Dataset entries on figures
- - -
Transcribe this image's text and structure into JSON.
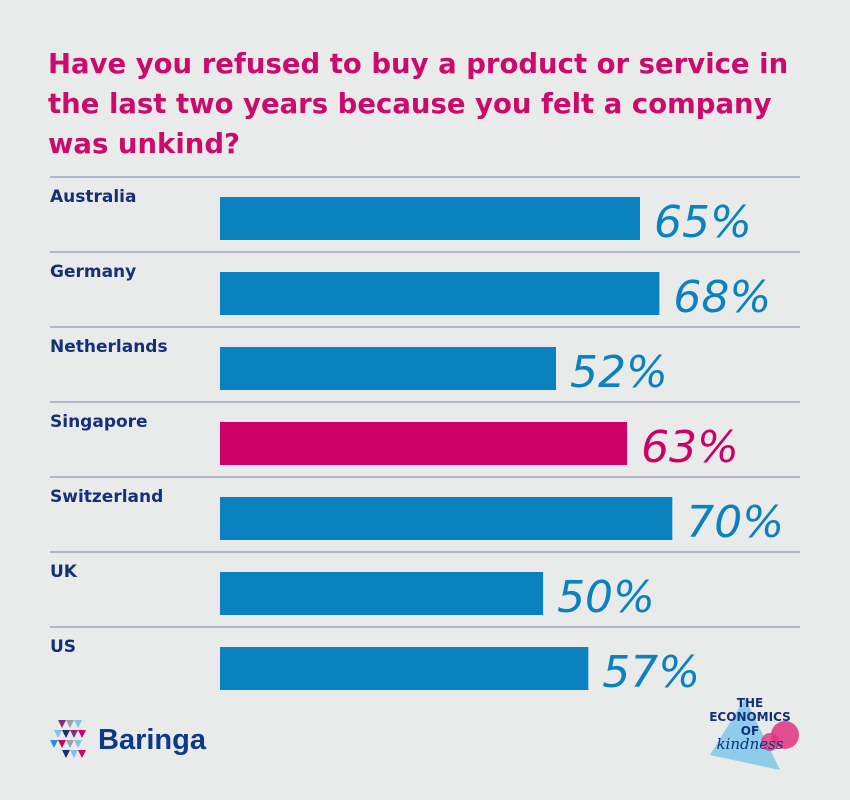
{
  "chart_data": {
    "type": "bar",
    "orientation": "horizontal",
    "title": "Have you refused to buy a product or service in the last two years because you felt a company was unkind?",
    "categories": [
      "Australia",
      "Germany",
      "Netherlands",
      "Singapore",
      "Switzerland",
      "UK",
      "US"
    ],
    "values": [
      65,
      68,
      52,
      63,
      70,
      50,
      57
    ],
    "value_labels": [
      "65%",
      "68%",
      "52%",
      "63%",
      "70%",
      "50%",
      "57%"
    ],
    "highlight": "Singapore",
    "xlim": [
      0,
      100
    ],
    "grid": false,
    "colors": {
      "bar": "#0a82bf",
      "highlight": "#cc0066",
      "title": "#cc0a6c",
      "label": "#13307a",
      "separator": "#9aa6c6",
      "background": "#e9eaea"
    }
  },
  "footer": {
    "brand": "Baringa",
    "campaign_logo": [
      "THE",
      "ECONOMICS",
      "OF",
      "kindness"
    ]
  }
}
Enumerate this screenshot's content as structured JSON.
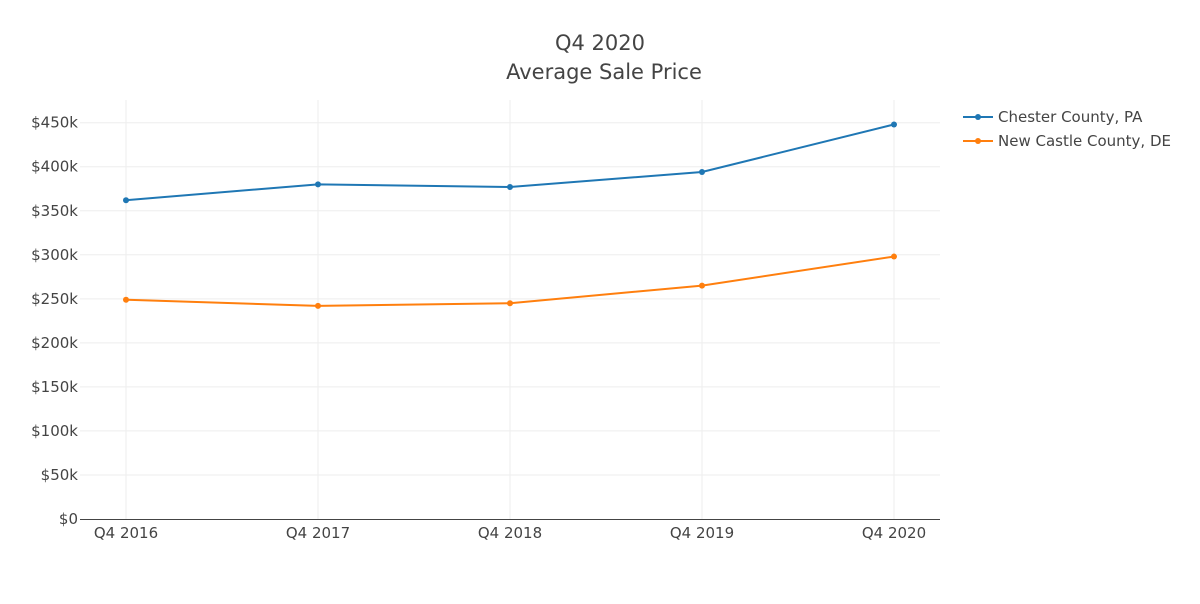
{
  "chart_data": {
    "type": "line",
    "title": "Q4 2020",
    "subtitle": "Average Sale Price",
    "xlabel": "",
    "ylabel": "",
    "categories": [
      "Q4 2016",
      "Q4 2017",
      "Q4 2018",
      "Q4 2019",
      "Q4 2020"
    ],
    "ylim": [
      0,
      475000
    ],
    "yticks": [
      0,
      50000,
      100000,
      150000,
      200000,
      250000,
      300000,
      350000,
      400000,
      450000
    ],
    "ytick_labels": [
      "$0",
      "$50k",
      "$100k",
      "$150k",
      "$200k",
      "$250k",
      "$300k",
      "$350k",
      "$400k",
      "$450k"
    ],
    "grid": true,
    "legend_position": "top-right",
    "series": [
      {
        "name": "Chester County, PA",
        "color": "#1f77b4",
        "values": [
          362000,
          380000,
          377000,
          394000,
          448000
        ]
      },
      {
        "name": "New Castle County, DE",
        "color": "#ff7f0e",
        "values": [
          249000,
          242000,
          245000,
          265000,
          298000
        ]
      }
    ]
  }
}
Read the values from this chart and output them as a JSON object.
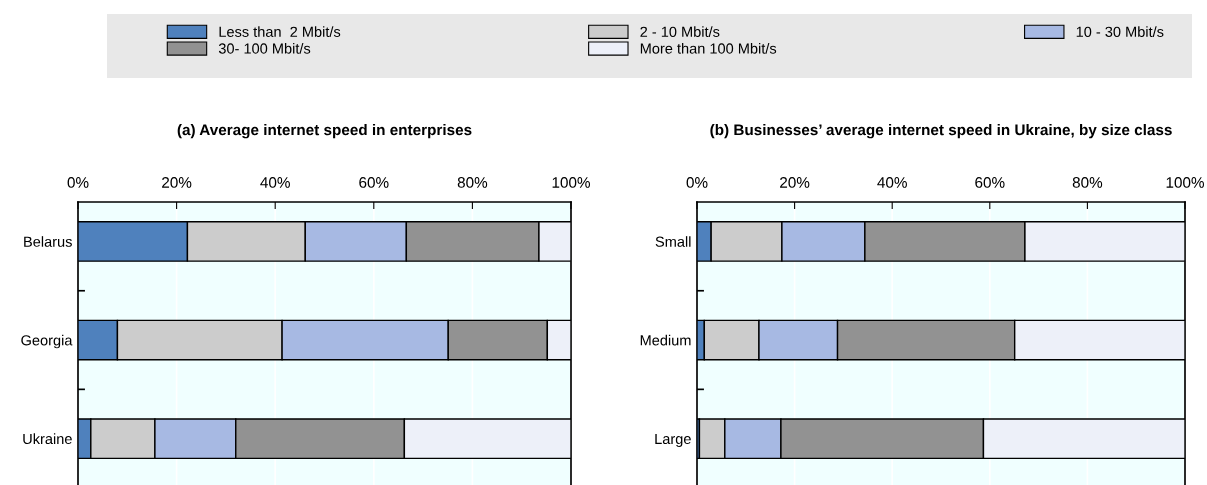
- - -
# TASK DETAILS
Print the complete listing exactly, apart from any pictures.

# SOLUTION TO THIS PROBLEM
Transcribe this image's text and structure into JSON.
{
  "chart_data": {
    "type": "bar",
    "orientation": "horizontal",
    "title": "Have you refused to buy a product or service in the last two years because you felt a company was unkind?",
    "categories": [
      "Australia",
      "Germany",
      "Netherlands",
      "Singapore",
      "Switzerland",
      "UK",
      "US"
    ],
    "values": [
      65,
      68,
      52,
      63,
      70,
      50,
      57
    ],
    "value_labels": [
      "65%",
      "68%",
      "52%",
      "63%",
      "70%",
      "50%",
      "57%"
    ],
    "highlight": "Singapore",
    "xlim": [
      0,
      100
    ],
    "grid": false,
    "colors": {
      "bar": "#0a82bf",
      "highlight": "#cc0066",
      "title": "#cc0a6c",
      "label": "#13307a",
      "separator": "#9aa6c6",
      "background": "#e9eaea"
    }
  },
  "footer": {
    "brand": "Baringa",
    "campaign_logo": [
      "THE",
      "ECONOMICS",
      "OF",
      "kindness"
    ]
  }
}
Enumerate this screenshot's content as structured JSON.
{
  "chart_data": {
    "type": "line",
    "title": "Q4 2020",
    "subtitle": "Average Sale Price",
    "xlabel": "",
    "ylabel": "",
    "categories": [
      "Q4 2016",
      "Q4 2017",
      "Q4 2018",
      "Q4 2019",
      "Q4 2020"
    ],
    "ylim": [
      0,
      475000
    ],
    "yticks": [
      0,
      50000,
      100000,
      150000,
      200000,
      250000,
      300000,
      350000,
      400000,
      450000
    ],
    "ytick_labels": [
      "$0",
      "$50k",
      "$100k",
      "$150k",
      "$200k",
      "$250k",
      "$300k",
      "$350k",
      "$400k",
      "$450k"
    ],
    "grid": true,
    "legend_position": "top-right",
    "series": [
      {
        "name": "Chester County, PA",
        "color": "#1f77b4",
        "values": [
          362000,
          380000,
          377000,
          394000,
          448000
        ]
      },
      {
        "name": "New Castle County, DE",
        "color": "#ff7f0e",
        "values": [
          249000,
          242000,
          245000,
          265000,
          298000
        ]
      }
    ]
  }
}
Read the values from this chart and output them as a JSON object.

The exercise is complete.